Joey DeMaio est comme sa basse, il assène les rythmiques avec son acoustique cinglante et claquante, ses coups de fouet imperturbables sont reconnaissables entre mille autres, il dompte son arme avec son incommensurable égo, assistant, imperturbable, aux assauts divins délivrés par ses bombardiers. La basse soutient tout, donne du corps à la folie, de l’épaisseur aux flammes. Joey est cet empereur qui, de ses prunelles d’aigle attisées par le feu de la bataille, regarde ses maréchaux répandre le chaos. Les victimes sont nos oreilles, notre âme, elles se retrouvent à jamais marquées par Manowar et son inénarrable fureur guerrière musicale. Le pinacle est atteint à la fin de Black Wind, Fire and Steel, qui clôt le premier disque. Le dionysiaque Manowaresque, de nouveau. Des obus à droite, des missiles à gauche, des mines au sol, des flammes au ciel, du tonnerre dans les oreilles, un ouragan dans la cervelle, un sceau éternel dans l’âme.

Le deuxième disque est du même acabit. Reprenez tout ce que je viens d’écrire et adaptez-le à la sauce wagnérienne, ajoutez des valkyries dans les cieux, placez Odin, Thor et Loki et imaginez -les déployer leurs pouvoirs divins pour vous atomiser les esgourdes et marquer encore plus votre centre émotionnel. Invoqués par le quatuor, les divinités nordiques leur prêtent main forte pour mieux nous gifler, pour venir faire briller notre cœur à l’aide d’une déflagration qui ouvre les portes du Valhalla. Les lieutenants des Dieux Norrois nous invitent à la bataille finale, la livrent pour nous. Les ondes de choc fracassent vos muscles, les chœurs vampirisent votre raison, les valkyries emportent votre entendement pour laisser toute la place aux émotions, qui s’imbibent du Ragnarök délivré par quatre Vikings en marcel de cuir. C’est ahurissant, on n’analyse plus, on ne réfléchit plus, tout cela nous dépasse, nous, auditeurs humains. On vit, on ressent, on aime. D’entrée, l’introduction de Sons of Odin nous met en transe (le riff de la chanson qui fait directement suite à la narration qui annonce avec emphase les fils d’Odin est un moment grandiose), avant que le morceau en lui-même nous enchante les esgourdes par la présence des chœurs qui harmonisent le chant d’Eric Adams. L’introduction de Gods of War est un parfait exemple de transcendance esthétique : on entend le claquement sourd et calibré qui symbolise les pas des dieux se rendant sur Terre, et la qualité du son est telle qu’on imagine parfaitement les manches des épées frapper les boucliers en rythme avec les explosions flamboyantes présentes en arrière-plan. On regrette simplement de ne pas être sur scène pour pouvoir ajouter le visu à l’audible. C’est vraiment classe !

DONNÉES ENREGISTRÉES:

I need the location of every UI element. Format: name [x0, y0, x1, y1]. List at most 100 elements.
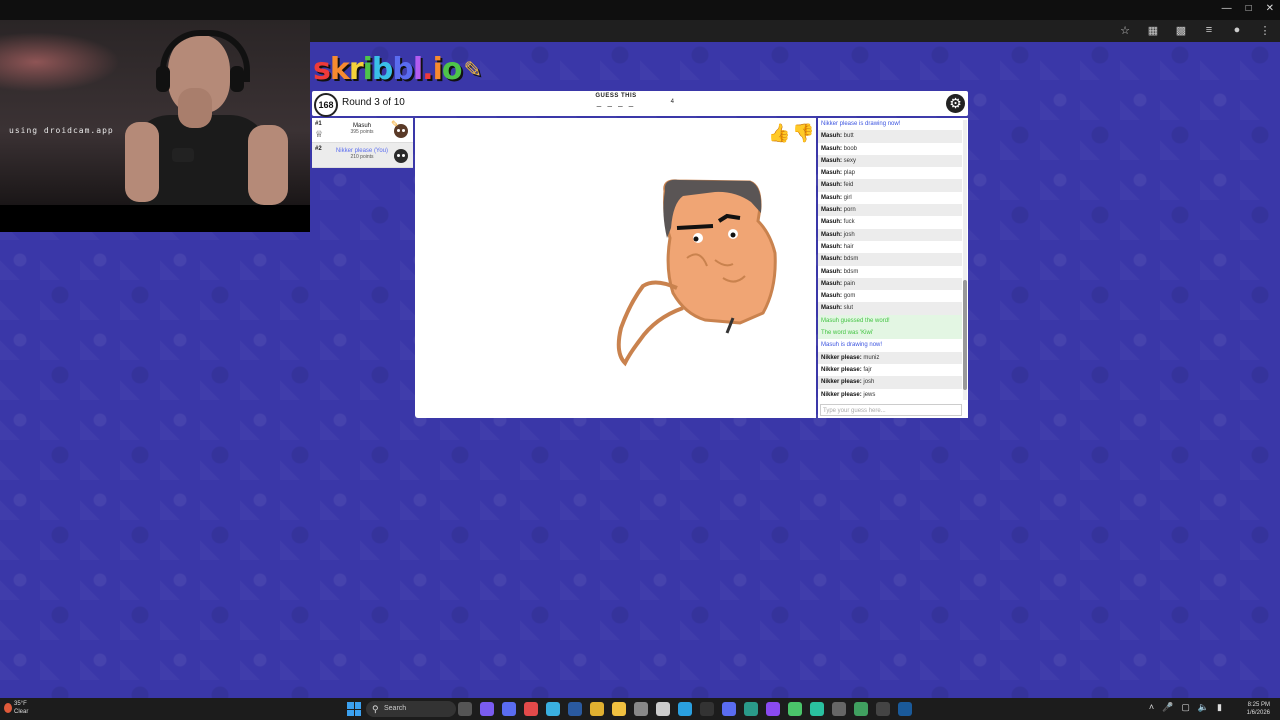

EXERCICES À RÉSOUDRE:
1. Traduisez en anglais cette phrase du passage cité : « La basse soutient tout, donne du corps à la folie, de l’épaisseur aux flammes. »
2. D'après le passage cité, quel morceau clôt le premier disque ?

RÉPONSES CORRECTES:
1. The bass holds everything up, gives body to the madness and thickness to the flames.

2. Black Wind, Fire and Steel.